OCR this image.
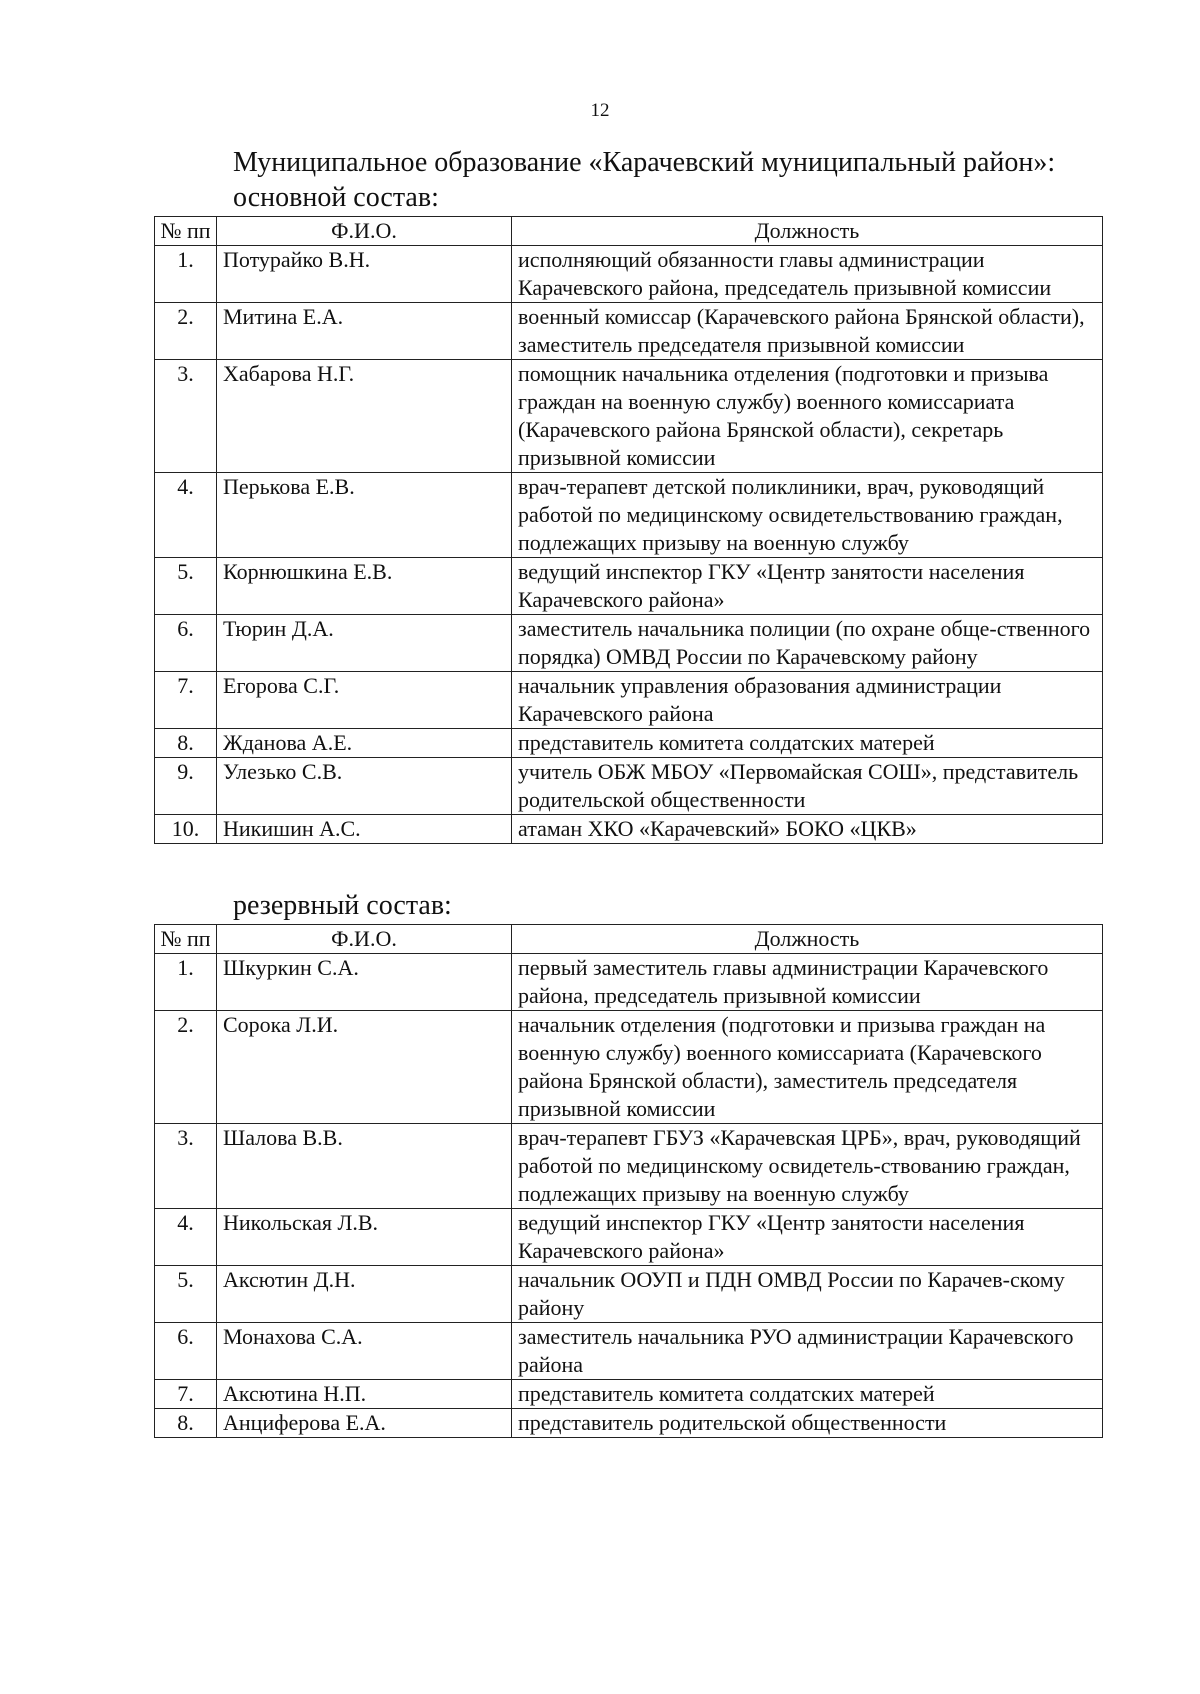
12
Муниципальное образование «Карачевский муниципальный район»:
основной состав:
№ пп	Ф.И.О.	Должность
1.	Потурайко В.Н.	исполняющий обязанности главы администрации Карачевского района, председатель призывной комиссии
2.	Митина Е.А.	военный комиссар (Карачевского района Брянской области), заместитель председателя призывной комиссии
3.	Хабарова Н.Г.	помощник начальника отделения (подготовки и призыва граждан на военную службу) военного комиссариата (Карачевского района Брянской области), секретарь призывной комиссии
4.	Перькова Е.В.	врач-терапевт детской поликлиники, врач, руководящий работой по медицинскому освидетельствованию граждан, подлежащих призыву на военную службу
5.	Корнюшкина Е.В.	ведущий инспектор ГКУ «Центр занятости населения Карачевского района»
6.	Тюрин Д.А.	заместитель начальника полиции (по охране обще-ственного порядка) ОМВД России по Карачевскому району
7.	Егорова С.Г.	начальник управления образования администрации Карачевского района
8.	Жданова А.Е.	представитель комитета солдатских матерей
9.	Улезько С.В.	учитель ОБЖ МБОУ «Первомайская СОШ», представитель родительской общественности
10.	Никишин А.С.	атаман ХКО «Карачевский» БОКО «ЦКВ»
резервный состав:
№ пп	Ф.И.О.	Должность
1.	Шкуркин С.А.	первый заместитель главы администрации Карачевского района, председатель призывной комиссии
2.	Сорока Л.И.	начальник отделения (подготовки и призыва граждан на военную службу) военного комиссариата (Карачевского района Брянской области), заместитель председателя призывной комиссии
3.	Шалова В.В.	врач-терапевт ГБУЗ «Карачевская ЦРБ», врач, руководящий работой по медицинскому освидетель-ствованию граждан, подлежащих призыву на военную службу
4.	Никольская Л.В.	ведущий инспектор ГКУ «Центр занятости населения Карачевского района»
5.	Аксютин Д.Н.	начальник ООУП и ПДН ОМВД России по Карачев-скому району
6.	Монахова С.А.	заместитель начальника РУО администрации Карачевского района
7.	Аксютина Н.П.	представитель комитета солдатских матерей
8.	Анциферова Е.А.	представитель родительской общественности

══════

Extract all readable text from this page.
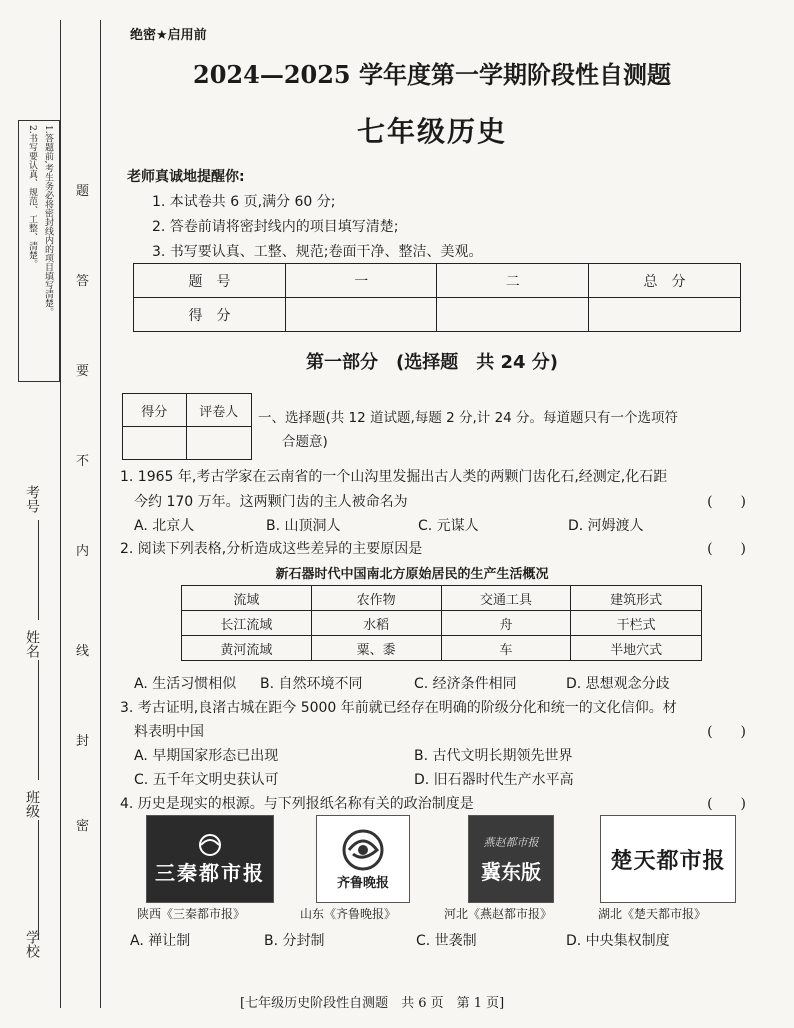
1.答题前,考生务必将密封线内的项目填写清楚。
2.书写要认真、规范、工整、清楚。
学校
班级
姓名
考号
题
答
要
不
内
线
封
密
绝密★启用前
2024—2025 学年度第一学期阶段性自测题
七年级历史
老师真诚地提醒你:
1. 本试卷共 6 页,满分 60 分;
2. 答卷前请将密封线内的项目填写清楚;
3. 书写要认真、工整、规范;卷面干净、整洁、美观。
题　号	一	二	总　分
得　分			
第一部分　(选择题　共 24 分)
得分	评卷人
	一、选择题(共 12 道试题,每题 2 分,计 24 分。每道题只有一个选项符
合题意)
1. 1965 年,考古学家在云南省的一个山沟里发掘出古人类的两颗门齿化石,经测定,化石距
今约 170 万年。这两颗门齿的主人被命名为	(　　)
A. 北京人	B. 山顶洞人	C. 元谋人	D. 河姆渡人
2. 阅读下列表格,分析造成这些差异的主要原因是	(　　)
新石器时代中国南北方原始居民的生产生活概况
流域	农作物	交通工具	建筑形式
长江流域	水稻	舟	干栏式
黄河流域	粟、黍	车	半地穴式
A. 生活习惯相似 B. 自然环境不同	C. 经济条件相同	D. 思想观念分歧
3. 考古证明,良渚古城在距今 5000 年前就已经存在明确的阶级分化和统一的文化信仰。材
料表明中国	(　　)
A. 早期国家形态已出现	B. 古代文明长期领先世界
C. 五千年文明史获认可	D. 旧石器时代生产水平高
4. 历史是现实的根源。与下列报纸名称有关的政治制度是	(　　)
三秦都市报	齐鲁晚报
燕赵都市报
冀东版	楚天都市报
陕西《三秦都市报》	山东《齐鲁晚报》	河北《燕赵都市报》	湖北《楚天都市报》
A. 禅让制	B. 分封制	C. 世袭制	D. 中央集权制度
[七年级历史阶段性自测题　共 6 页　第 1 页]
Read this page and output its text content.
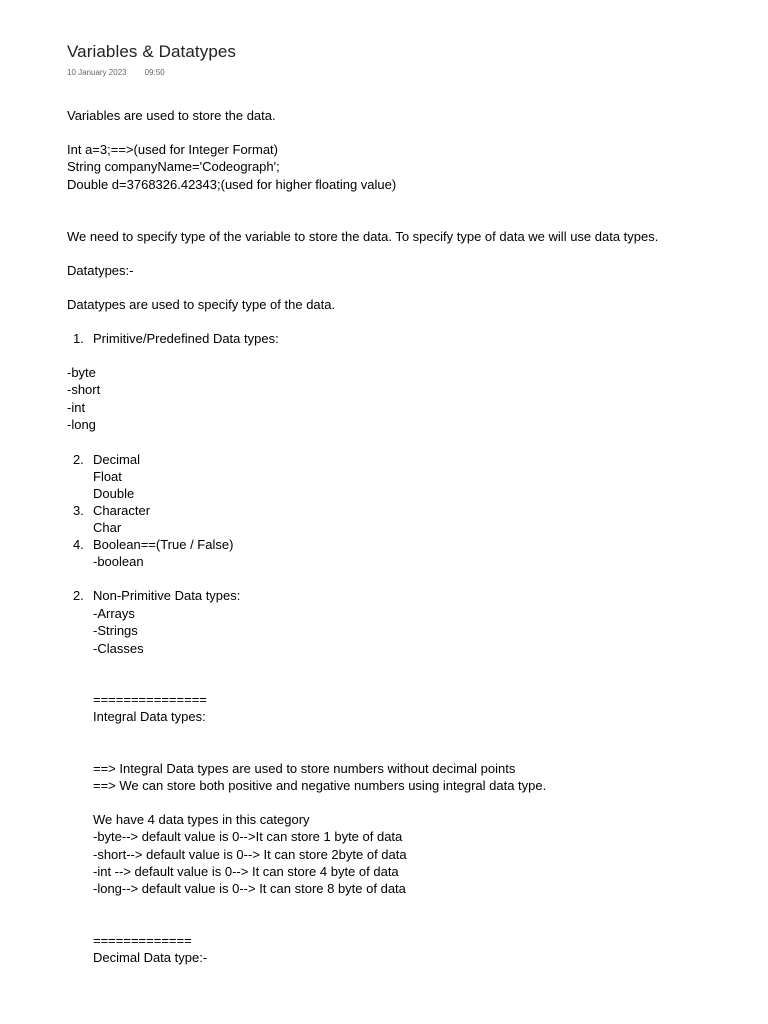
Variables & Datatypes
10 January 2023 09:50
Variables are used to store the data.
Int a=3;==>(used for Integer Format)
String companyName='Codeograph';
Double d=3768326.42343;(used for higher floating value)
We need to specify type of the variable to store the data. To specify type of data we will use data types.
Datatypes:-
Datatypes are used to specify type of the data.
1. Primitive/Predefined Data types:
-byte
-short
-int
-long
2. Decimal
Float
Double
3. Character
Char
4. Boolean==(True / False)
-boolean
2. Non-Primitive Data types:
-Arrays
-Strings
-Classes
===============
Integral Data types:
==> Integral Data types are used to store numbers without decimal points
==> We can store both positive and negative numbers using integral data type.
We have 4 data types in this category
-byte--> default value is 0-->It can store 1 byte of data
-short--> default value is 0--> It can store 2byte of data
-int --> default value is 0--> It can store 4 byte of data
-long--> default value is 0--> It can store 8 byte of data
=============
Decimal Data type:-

══════

» **Problem details**: Where a line in the material above holds "Primitive", copy that line.

» **Answer to the problem**:
1. Primitive/Predefined Data types:
2. Non-Primitive Data types:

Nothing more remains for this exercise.